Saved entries
_ _ _ _ _ _ _
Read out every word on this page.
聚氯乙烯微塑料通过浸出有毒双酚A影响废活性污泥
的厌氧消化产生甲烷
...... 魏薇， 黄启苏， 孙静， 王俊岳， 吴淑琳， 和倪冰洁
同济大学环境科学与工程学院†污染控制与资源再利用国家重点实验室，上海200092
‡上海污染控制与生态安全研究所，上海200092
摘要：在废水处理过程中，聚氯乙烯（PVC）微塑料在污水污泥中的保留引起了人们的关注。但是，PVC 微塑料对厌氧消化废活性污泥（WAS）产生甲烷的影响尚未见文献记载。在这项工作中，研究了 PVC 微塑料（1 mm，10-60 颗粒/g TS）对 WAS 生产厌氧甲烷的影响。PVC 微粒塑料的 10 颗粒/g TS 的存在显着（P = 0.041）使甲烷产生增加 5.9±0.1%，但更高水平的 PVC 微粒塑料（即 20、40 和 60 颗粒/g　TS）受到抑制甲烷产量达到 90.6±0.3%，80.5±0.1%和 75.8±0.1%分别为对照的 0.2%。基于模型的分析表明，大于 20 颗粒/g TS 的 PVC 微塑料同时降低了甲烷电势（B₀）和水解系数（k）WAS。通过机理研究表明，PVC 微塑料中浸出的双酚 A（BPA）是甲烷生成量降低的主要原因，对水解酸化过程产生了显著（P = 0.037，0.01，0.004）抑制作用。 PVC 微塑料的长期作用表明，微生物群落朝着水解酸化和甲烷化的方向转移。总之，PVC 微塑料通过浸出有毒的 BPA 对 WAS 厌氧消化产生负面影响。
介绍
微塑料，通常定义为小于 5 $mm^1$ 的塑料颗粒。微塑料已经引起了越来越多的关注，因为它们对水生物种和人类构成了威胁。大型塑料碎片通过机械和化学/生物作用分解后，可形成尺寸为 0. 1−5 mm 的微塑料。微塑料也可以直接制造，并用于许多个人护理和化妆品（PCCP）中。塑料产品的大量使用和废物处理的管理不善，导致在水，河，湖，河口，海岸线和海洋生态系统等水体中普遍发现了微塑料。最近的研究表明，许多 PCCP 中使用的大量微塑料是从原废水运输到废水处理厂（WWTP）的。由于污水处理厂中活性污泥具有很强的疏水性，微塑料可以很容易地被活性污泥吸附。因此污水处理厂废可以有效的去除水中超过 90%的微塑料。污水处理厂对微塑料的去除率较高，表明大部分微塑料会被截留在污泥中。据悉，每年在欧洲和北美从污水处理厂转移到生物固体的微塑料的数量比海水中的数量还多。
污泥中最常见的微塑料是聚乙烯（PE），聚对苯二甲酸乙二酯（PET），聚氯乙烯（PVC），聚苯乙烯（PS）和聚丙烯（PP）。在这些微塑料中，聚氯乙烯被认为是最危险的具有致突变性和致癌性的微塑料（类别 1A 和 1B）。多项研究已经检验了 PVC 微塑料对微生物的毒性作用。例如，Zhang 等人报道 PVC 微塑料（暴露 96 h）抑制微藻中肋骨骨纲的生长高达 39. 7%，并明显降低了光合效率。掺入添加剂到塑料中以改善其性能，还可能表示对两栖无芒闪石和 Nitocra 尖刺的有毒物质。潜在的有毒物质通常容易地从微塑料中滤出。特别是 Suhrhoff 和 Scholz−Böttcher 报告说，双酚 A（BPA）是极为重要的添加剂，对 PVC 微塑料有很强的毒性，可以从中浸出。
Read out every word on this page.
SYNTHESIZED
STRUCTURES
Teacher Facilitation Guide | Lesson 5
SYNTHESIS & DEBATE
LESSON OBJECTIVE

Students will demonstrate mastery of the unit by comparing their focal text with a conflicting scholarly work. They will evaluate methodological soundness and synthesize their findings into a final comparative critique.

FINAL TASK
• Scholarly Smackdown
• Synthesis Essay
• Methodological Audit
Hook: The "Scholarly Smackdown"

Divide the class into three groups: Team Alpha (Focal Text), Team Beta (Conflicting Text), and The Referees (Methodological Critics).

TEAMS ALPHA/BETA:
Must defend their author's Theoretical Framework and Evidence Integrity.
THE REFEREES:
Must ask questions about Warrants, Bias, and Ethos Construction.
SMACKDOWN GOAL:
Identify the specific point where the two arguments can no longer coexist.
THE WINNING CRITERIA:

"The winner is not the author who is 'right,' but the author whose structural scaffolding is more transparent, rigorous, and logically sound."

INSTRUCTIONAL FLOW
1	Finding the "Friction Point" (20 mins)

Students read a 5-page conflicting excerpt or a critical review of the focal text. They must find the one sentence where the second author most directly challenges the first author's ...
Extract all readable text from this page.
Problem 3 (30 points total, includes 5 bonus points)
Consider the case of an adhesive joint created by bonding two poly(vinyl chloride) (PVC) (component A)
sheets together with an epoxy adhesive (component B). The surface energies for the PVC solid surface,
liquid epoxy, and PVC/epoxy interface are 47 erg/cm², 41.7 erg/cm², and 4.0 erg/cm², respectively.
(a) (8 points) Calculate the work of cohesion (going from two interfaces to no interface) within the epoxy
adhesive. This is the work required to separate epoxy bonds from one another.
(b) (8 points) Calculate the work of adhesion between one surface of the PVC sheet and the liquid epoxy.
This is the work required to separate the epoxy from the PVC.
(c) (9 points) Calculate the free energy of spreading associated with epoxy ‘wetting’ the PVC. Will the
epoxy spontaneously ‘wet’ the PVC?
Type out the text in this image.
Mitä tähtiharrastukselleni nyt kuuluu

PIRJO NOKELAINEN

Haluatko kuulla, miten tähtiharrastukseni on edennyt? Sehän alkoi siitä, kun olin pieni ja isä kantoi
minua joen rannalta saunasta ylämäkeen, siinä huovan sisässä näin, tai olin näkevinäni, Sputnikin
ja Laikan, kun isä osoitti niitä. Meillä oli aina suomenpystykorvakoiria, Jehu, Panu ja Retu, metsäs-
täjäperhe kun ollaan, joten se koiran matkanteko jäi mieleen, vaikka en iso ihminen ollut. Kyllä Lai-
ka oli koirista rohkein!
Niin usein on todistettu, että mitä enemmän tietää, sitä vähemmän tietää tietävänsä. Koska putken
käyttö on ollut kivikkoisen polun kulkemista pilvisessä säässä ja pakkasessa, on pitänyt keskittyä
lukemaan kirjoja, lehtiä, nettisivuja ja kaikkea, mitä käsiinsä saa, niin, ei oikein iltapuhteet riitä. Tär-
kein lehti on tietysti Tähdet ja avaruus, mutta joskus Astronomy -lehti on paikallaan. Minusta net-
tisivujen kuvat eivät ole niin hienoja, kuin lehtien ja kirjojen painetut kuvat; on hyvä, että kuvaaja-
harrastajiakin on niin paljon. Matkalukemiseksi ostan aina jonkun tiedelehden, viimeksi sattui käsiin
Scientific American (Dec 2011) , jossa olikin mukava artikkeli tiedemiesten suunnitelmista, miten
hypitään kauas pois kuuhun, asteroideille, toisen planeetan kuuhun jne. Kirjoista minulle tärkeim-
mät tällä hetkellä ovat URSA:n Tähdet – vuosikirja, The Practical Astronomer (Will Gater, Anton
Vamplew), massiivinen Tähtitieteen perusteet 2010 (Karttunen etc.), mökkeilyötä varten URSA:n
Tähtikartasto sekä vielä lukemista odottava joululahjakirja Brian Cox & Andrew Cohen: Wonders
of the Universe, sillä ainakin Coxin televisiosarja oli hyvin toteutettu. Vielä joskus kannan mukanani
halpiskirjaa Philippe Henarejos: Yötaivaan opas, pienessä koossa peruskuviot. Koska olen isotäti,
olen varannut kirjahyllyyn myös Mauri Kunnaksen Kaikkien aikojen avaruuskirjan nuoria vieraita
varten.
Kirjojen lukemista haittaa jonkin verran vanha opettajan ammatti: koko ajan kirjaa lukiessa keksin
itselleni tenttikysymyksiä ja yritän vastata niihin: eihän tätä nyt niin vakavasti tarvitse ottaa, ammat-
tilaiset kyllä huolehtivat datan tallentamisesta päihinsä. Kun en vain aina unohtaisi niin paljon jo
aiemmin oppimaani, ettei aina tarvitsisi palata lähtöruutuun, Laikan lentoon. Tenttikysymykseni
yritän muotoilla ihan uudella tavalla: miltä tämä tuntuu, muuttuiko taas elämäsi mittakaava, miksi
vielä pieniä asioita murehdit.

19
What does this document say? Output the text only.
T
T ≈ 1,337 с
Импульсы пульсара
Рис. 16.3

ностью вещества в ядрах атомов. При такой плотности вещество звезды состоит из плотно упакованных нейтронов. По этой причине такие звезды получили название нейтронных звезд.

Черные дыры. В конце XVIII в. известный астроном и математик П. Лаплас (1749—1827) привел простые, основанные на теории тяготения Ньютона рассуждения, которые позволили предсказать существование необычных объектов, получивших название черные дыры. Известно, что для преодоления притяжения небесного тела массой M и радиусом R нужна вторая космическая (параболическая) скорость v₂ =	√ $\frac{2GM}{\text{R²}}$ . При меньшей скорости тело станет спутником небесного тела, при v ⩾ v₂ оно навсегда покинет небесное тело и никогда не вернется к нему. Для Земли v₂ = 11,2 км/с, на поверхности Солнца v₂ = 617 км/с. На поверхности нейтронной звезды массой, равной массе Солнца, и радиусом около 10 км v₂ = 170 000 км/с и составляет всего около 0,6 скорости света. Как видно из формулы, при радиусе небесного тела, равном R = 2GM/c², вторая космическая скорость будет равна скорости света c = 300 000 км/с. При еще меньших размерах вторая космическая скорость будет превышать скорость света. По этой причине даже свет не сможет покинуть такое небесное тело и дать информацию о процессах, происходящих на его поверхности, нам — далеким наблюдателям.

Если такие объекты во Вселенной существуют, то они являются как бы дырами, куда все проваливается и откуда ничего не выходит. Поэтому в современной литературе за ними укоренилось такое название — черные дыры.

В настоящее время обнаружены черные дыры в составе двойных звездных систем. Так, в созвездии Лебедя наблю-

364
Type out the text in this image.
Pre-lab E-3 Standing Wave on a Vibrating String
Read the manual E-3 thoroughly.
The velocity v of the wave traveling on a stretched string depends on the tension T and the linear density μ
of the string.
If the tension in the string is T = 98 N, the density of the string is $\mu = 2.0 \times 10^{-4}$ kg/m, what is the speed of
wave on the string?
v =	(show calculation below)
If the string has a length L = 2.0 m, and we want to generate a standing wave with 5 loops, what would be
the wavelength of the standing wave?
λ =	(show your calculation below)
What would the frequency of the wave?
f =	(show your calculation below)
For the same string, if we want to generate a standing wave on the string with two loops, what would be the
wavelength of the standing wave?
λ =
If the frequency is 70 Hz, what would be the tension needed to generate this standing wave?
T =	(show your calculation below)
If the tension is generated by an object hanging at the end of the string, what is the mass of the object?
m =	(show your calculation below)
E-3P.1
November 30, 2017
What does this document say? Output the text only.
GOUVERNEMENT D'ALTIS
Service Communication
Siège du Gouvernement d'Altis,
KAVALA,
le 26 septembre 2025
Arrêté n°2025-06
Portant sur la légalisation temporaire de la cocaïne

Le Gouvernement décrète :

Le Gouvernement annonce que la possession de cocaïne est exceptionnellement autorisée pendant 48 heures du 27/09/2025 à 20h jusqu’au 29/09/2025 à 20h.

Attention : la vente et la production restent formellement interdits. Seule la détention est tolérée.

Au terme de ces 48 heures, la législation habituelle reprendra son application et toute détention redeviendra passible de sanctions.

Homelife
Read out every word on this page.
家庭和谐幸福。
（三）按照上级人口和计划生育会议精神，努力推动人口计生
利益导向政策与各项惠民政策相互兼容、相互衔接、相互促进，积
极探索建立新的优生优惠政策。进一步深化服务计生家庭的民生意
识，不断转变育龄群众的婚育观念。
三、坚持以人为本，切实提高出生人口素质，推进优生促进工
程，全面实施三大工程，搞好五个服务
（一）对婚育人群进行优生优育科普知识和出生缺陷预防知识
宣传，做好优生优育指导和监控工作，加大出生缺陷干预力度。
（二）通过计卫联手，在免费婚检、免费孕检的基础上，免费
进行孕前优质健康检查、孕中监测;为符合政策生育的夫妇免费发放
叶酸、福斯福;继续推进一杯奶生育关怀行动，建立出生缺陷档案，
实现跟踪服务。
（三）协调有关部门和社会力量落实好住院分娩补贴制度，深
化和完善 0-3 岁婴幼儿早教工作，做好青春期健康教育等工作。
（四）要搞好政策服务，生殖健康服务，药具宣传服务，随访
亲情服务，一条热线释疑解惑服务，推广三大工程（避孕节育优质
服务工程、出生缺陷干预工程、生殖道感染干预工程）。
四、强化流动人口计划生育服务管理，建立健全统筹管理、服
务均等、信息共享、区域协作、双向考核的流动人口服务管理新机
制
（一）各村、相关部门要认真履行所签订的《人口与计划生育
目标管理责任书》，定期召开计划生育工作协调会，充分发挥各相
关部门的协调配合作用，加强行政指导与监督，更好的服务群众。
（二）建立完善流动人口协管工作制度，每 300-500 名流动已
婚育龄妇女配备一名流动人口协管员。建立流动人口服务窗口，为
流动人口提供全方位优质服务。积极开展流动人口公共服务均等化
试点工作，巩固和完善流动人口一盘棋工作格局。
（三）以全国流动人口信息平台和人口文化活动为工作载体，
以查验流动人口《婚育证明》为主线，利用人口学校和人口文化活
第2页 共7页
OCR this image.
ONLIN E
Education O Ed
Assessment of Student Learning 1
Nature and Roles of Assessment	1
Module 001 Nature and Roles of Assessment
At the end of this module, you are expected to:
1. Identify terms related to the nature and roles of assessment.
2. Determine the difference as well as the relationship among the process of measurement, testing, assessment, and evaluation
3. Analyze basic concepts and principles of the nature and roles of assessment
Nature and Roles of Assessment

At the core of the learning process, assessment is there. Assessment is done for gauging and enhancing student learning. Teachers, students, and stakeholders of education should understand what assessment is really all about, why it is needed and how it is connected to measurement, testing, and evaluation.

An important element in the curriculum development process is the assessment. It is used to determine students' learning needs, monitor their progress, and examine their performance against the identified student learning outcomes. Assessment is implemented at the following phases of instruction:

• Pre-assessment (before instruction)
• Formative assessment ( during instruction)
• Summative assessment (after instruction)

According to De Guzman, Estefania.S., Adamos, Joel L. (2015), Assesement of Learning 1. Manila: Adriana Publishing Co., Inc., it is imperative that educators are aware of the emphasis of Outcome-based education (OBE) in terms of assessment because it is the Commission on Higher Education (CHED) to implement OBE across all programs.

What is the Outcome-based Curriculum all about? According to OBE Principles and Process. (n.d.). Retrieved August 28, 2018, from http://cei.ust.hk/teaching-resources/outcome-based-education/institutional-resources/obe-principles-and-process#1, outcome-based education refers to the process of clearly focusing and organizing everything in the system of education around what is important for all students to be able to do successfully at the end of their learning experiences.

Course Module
_ _ _ _ _ _ _
Problem requirements: Of the lines above, copy each that contains "Koska".

Result of the task:
Niin usein on todistettu, että mitä enemmän tietää, sitä vähemmän tietää tietävänsä. Koska putken
halpiskirjaa Philippe Henarejos: Yötaivaan opas, pienessä koossa peruskuviot. Koska olen isotäti,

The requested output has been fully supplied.